[START OF Extracted entries]
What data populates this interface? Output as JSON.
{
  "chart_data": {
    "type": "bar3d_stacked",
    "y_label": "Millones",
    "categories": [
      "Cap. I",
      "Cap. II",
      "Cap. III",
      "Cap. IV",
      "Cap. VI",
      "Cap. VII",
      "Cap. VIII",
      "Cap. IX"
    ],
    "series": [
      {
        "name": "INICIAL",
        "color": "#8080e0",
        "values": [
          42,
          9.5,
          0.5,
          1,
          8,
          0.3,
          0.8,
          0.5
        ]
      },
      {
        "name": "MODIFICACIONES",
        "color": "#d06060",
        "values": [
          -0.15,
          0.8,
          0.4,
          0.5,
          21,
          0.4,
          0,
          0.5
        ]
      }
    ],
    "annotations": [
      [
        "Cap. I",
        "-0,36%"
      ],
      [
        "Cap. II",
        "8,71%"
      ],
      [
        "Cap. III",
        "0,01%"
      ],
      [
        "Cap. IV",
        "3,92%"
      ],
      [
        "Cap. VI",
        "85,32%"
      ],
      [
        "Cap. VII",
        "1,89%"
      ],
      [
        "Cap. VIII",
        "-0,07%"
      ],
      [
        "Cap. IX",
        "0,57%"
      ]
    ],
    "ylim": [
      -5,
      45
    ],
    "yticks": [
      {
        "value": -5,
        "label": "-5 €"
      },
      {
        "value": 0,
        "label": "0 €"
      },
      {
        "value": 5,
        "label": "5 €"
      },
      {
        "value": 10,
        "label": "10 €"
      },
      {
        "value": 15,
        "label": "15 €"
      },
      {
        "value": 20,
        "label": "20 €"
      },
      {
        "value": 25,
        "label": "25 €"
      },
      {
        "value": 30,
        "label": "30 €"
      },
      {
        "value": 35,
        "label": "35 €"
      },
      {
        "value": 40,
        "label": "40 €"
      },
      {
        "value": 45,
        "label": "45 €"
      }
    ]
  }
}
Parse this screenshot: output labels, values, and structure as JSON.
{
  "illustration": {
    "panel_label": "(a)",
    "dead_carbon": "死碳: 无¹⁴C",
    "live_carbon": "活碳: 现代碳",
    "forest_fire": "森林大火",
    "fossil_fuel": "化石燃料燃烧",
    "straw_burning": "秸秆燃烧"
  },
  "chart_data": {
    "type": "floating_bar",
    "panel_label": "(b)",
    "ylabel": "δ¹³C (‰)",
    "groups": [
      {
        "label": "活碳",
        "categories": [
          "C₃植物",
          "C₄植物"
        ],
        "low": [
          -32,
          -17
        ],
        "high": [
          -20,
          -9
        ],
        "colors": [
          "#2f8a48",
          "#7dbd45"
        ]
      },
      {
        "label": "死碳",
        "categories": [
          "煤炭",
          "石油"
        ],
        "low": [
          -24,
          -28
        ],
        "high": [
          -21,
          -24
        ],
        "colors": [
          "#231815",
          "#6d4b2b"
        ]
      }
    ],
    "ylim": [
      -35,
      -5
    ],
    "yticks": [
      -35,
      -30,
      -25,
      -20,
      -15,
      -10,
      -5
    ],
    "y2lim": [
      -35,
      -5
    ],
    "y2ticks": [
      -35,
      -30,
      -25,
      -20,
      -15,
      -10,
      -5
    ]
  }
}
[END OF Extracted entries]
→ **What you need to do**: Write out every entry above, word for word.

→ **Finished answer**:
What data populates this interface? Output as JSON.
{
  "chart_data": {
    "type": "bar3d_stacked",
    "y_label": "Millones",
    "categories": [
      "Cap. I",
      "Cap. II",
      "Cap. III",
      "Cap. IV",
      "Cap. VI",
      "Cap. VII",
      "Cap. VIII",
      "Cap. IX"
    ],
    "series": [
      {
        "name": "INICIAL",
        "color": "#8080e0",
        "values": [
          42,
          9.5,
          0.5,
          1,
          8,
          0.3,
          0.8,
          0.5
        ]
      },
      {
        "name": "MODIFICACIONES",
        "color": "#d06060",
        "values": [
          -0.15,
          0.8,
          0.4,
          0.5,
          21,
          0.4,
          0,
          0.5
        ]
      }
    ],
    "annotations": [
      [
        "Cap. I",
        "-0,36%"
      ],
      [
        "Cap. II",
        "8,71%"
      ],
      [
        "Cap. III",
        "0,01%"
      ],
      [
        "Cap. IV",
        "3,92%"
      ],
      [
        "Cap. VI",
        "85,32%"
      ],
      [
        "Cap. VII",
        "1,89%"
      ],
      [
        "Cap. VIII",
        "-0,07%"
      ],
      [
        "Cap. IX",
        "0,57%"
      ]
    ],
    "ylim": [
      -5,
      45
    ],
    "yticks": [
      {
        "value": -5,
        "label": "-5 €"
      },
      {
        "value": 0,
        "label": "0 €"
      },
      {
        "value": 5,
        "label": "5 €"
      },
      {
        "value": 10,
        "label": "10 €"
      },
      {
        "value": 15,
        "label": "15 €"
      },
      {
        "value": 20,
        "label": "20 €"
      },
      {
        "value": 25,
        "label": "25 €"
      },
      {
        "value": 30,
        "label": "30 €"
      },
      {
        "value": 35,
        "label": "35 €"
      },
      {
        "value": 40,
        "label": "40 €"
      },
      {
        "value": 45,
        "label": "45 €"
      }
    ]
  }
}
Parse this screenshot: output labels, values, and structure as JSON.
{
  "illustration": {
    "panel_label": "(a)",
    "dead_carbon": "死碳: 无¹⁴C",
    "live_carbon": "活碳: 现代碳",
    "forest_fire": "森林大火",
    "fossil_fuel": "化石燃料燃烧",
    "straw_burning": "秸秆燃烧"
  },
  "chart_data": {
    "type": "floating_bar",
    "panel_label": "(b)",
    "ylabel": "δ¹³C (‰)",
    "groups": [
      {
        "label": "活碳",
        "categories": [
          "C₃植物",
          "C₄植物"
        ],
        "low": [
          -32,
          -17
        ],
        "high": [
          -20,
          -9
        ],
        "colors": [
          "#2f8a48",
          "#7dbd45"
        ]
      },
      {
        "label": "死碳",
        "categories": [
          "煤炭",
          "石油"
        ],
        "low": [
          -24,
          -28
        ],
        "high": [
          -21,
          -24
        ],
        "colors": [
          "#231815",
          "#6d4b2b"
        ]
      }
    ],
    "ylim": [
      -35,
      -5
    ],
    "yticks": [
      -35,
      -30,
      -25,
      -20,
      -15,
      -10,
      -5
    ],
    "y2lim": [
      -35,
      -5
    ],
    "y2ticks": [
      -35,
      -30,
      -25,
      -20,
      -15,
      -10,
      -5
    ]
  }
}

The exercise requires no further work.